**The records**
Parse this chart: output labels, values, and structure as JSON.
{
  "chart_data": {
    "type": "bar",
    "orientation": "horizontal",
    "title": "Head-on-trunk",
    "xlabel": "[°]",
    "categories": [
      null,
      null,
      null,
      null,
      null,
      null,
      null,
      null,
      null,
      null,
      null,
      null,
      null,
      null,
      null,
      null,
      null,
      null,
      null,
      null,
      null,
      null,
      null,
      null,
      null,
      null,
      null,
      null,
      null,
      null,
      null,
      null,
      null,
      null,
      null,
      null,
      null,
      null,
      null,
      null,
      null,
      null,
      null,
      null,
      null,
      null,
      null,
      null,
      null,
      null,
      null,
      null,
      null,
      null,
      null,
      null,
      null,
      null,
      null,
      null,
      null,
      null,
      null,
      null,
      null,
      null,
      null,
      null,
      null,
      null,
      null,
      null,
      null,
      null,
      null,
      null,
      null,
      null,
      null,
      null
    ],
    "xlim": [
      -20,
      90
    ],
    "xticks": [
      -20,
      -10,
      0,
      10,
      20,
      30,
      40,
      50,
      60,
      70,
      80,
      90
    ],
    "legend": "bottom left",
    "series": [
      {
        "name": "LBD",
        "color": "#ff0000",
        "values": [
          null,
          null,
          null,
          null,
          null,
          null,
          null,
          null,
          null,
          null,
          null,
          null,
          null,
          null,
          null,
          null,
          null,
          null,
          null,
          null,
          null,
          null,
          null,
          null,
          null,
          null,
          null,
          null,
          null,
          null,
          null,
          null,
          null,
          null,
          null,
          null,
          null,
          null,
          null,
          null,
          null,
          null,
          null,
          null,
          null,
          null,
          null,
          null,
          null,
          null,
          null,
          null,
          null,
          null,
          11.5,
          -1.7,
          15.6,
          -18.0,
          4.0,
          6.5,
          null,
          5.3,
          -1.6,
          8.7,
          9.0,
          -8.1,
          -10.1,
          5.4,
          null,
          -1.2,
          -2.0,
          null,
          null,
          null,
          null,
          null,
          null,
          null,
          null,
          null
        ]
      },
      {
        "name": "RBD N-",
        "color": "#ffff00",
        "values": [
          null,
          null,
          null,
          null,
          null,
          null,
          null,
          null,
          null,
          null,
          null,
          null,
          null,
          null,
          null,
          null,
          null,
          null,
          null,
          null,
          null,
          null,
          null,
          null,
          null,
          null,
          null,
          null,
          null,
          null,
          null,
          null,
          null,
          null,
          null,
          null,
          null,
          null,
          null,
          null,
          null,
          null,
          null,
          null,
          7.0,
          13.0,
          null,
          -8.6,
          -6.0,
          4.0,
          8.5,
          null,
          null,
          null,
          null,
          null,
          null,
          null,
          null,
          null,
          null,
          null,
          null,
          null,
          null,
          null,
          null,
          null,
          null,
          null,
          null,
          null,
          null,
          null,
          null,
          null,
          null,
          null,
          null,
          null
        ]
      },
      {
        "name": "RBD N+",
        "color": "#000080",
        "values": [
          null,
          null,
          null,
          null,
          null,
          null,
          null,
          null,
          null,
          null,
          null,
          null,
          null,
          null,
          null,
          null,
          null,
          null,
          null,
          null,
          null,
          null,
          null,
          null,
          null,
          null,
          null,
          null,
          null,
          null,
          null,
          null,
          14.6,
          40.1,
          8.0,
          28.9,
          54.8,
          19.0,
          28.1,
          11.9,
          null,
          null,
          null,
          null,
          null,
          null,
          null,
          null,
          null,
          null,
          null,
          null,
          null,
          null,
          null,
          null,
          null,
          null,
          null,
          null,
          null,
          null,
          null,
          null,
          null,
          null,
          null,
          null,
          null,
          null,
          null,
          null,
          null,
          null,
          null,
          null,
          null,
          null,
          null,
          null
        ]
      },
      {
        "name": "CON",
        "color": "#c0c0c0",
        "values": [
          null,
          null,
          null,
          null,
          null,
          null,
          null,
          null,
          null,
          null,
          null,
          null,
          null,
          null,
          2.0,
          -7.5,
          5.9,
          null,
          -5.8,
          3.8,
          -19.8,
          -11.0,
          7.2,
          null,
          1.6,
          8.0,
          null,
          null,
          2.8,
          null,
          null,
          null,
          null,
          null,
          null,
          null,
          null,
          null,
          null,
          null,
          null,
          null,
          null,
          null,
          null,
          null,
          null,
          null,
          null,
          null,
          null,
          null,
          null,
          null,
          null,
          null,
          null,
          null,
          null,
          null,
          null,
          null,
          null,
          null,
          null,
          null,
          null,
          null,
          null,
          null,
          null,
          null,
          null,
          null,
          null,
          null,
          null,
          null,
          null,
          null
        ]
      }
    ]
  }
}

**What to produce**
From the data above, copy each line that has the string "color".

**Task response**
        "color": "#ff0000",
        "color": "#ffff00",
        "color": "#000080",
        "color": "#c0c0c0",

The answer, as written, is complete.